* START Provided entries *

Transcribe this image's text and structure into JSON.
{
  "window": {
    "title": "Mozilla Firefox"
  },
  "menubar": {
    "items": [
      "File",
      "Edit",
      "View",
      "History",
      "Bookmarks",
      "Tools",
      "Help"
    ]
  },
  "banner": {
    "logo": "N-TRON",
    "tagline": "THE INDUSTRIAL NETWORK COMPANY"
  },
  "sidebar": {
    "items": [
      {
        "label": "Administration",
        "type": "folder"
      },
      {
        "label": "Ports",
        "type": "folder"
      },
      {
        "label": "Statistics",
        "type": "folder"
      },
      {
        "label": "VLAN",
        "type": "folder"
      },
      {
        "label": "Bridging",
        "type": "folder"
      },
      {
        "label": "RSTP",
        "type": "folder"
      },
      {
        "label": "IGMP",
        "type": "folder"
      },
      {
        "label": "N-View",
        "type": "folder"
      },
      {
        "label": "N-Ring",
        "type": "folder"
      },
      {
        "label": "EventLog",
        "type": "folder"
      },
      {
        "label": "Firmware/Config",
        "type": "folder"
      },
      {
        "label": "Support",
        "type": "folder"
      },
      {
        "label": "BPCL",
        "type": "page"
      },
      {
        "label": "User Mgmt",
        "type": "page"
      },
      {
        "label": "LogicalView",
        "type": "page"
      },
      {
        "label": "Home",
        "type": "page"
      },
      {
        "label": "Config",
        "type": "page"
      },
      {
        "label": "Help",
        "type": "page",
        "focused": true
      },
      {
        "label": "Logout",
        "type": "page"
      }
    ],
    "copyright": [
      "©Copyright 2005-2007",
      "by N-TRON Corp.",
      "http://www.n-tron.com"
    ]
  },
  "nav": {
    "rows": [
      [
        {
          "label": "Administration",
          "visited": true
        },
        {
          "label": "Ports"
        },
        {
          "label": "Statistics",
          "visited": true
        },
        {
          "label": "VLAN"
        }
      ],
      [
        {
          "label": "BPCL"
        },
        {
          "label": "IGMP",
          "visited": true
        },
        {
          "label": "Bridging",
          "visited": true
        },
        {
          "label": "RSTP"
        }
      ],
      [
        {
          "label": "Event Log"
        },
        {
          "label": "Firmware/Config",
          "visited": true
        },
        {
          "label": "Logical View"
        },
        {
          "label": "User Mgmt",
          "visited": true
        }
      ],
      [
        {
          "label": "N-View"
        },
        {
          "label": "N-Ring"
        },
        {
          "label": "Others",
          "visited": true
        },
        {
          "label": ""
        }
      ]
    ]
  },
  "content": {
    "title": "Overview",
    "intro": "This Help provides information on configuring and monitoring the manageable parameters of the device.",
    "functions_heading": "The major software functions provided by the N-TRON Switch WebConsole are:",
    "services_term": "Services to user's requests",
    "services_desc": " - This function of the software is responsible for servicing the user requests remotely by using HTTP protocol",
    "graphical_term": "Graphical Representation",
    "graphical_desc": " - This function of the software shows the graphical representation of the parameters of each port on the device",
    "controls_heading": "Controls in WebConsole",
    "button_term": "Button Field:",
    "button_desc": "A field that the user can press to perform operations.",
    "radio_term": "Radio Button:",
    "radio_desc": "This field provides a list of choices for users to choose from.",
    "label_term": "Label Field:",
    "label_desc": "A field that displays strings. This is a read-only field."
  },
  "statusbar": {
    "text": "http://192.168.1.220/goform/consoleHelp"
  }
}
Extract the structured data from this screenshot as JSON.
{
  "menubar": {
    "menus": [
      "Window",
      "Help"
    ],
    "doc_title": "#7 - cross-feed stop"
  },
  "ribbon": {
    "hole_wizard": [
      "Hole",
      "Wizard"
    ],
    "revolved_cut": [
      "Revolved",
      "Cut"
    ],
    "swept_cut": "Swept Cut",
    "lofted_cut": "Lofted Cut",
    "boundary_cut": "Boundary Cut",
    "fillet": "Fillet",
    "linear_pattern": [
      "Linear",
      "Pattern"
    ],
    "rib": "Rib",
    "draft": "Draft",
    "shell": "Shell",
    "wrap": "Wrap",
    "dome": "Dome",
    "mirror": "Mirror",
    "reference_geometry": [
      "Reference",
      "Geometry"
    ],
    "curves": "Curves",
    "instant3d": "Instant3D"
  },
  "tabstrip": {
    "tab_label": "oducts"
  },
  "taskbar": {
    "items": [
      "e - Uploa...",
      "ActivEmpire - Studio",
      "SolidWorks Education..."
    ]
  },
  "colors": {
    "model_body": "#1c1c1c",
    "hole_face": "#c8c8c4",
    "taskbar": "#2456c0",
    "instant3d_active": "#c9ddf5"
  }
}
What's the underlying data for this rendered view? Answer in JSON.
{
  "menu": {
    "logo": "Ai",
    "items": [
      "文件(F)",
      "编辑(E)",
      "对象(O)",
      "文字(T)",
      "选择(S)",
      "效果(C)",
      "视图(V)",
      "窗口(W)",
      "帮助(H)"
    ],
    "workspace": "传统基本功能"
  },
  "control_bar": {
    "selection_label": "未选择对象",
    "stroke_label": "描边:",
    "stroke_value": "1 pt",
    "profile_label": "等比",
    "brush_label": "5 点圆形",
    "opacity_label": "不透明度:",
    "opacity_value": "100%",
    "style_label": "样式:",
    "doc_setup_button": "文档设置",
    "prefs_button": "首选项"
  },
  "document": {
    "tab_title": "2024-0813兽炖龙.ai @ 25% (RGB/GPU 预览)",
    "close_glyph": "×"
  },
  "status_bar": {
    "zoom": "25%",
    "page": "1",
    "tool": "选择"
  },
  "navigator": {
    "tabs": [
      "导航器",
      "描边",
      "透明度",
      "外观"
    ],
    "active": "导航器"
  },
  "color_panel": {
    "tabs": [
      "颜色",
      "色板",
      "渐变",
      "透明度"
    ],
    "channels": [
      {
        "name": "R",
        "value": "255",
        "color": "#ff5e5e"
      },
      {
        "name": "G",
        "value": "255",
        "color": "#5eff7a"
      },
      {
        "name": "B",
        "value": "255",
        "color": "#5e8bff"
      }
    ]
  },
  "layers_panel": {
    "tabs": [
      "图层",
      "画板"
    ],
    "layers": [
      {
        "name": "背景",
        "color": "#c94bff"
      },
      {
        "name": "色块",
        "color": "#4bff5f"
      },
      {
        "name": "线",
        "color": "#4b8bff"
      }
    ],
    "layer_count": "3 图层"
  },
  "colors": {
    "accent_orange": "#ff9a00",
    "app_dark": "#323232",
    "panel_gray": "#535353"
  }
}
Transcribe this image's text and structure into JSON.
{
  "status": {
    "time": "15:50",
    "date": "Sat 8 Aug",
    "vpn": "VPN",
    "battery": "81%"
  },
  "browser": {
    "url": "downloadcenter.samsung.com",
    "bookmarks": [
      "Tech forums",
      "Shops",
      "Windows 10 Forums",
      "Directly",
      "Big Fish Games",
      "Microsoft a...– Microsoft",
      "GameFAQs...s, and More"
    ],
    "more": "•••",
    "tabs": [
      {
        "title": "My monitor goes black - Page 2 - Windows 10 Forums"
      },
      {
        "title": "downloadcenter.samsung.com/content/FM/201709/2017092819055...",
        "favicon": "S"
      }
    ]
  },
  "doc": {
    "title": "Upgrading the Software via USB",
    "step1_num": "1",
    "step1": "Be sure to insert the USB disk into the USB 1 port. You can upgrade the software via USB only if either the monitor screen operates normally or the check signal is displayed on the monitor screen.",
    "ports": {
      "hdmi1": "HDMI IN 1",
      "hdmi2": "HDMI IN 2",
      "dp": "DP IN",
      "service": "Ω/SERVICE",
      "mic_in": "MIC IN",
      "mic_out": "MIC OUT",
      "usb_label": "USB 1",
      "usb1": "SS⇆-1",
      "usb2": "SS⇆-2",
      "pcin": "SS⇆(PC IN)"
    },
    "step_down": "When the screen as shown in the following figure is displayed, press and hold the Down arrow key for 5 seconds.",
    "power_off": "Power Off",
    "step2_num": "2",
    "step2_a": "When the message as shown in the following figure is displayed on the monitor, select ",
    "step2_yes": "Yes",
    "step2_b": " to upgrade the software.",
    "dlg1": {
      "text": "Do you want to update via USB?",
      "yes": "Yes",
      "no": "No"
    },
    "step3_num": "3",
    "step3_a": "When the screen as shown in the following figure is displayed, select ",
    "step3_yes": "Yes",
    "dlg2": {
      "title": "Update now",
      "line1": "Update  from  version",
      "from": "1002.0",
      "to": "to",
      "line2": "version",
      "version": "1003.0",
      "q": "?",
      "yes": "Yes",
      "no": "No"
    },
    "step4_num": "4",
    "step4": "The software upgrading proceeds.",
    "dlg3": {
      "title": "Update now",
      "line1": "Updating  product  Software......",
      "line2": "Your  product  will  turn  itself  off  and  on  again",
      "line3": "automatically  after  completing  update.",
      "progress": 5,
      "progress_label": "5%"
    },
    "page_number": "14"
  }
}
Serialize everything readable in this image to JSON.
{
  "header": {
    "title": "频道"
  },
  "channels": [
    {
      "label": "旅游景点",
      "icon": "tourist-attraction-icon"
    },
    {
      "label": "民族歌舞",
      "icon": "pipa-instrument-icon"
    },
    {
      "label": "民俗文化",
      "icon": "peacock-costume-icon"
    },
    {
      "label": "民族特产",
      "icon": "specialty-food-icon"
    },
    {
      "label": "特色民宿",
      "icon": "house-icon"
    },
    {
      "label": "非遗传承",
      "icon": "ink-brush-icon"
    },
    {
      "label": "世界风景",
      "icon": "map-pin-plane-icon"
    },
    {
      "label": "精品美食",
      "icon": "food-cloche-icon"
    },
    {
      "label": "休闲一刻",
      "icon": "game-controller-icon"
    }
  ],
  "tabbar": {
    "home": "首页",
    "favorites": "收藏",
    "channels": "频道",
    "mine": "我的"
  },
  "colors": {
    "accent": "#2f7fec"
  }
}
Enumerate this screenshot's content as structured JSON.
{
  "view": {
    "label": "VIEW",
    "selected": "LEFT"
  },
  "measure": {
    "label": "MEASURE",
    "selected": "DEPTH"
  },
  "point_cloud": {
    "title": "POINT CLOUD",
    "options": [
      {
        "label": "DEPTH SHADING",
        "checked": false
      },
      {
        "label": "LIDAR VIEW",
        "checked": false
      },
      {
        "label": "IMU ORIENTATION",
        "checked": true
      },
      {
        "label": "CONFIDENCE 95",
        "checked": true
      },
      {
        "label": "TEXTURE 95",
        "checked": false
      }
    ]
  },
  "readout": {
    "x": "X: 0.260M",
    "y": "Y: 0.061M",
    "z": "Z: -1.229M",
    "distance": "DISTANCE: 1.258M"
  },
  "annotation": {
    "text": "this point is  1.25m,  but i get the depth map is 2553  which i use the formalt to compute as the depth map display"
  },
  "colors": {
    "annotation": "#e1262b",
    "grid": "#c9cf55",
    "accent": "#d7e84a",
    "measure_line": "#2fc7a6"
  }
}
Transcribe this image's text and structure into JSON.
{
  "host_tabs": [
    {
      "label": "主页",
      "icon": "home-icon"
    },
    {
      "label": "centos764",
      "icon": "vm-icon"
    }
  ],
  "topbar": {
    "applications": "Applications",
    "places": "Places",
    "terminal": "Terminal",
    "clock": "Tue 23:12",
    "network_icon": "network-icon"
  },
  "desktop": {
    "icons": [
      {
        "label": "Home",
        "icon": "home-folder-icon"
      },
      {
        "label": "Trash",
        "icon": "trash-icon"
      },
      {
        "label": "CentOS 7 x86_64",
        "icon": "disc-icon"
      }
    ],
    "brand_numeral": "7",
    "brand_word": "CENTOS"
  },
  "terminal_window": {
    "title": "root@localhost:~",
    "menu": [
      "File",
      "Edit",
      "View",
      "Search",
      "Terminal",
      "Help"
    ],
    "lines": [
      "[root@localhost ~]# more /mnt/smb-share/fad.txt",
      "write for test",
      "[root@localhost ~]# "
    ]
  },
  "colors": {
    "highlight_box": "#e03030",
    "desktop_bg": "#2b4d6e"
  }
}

* END Provided entries *

- **What you will do**: Tally how many lines in the material above hold the word "following". Write only that number.

- **Correct output**: 3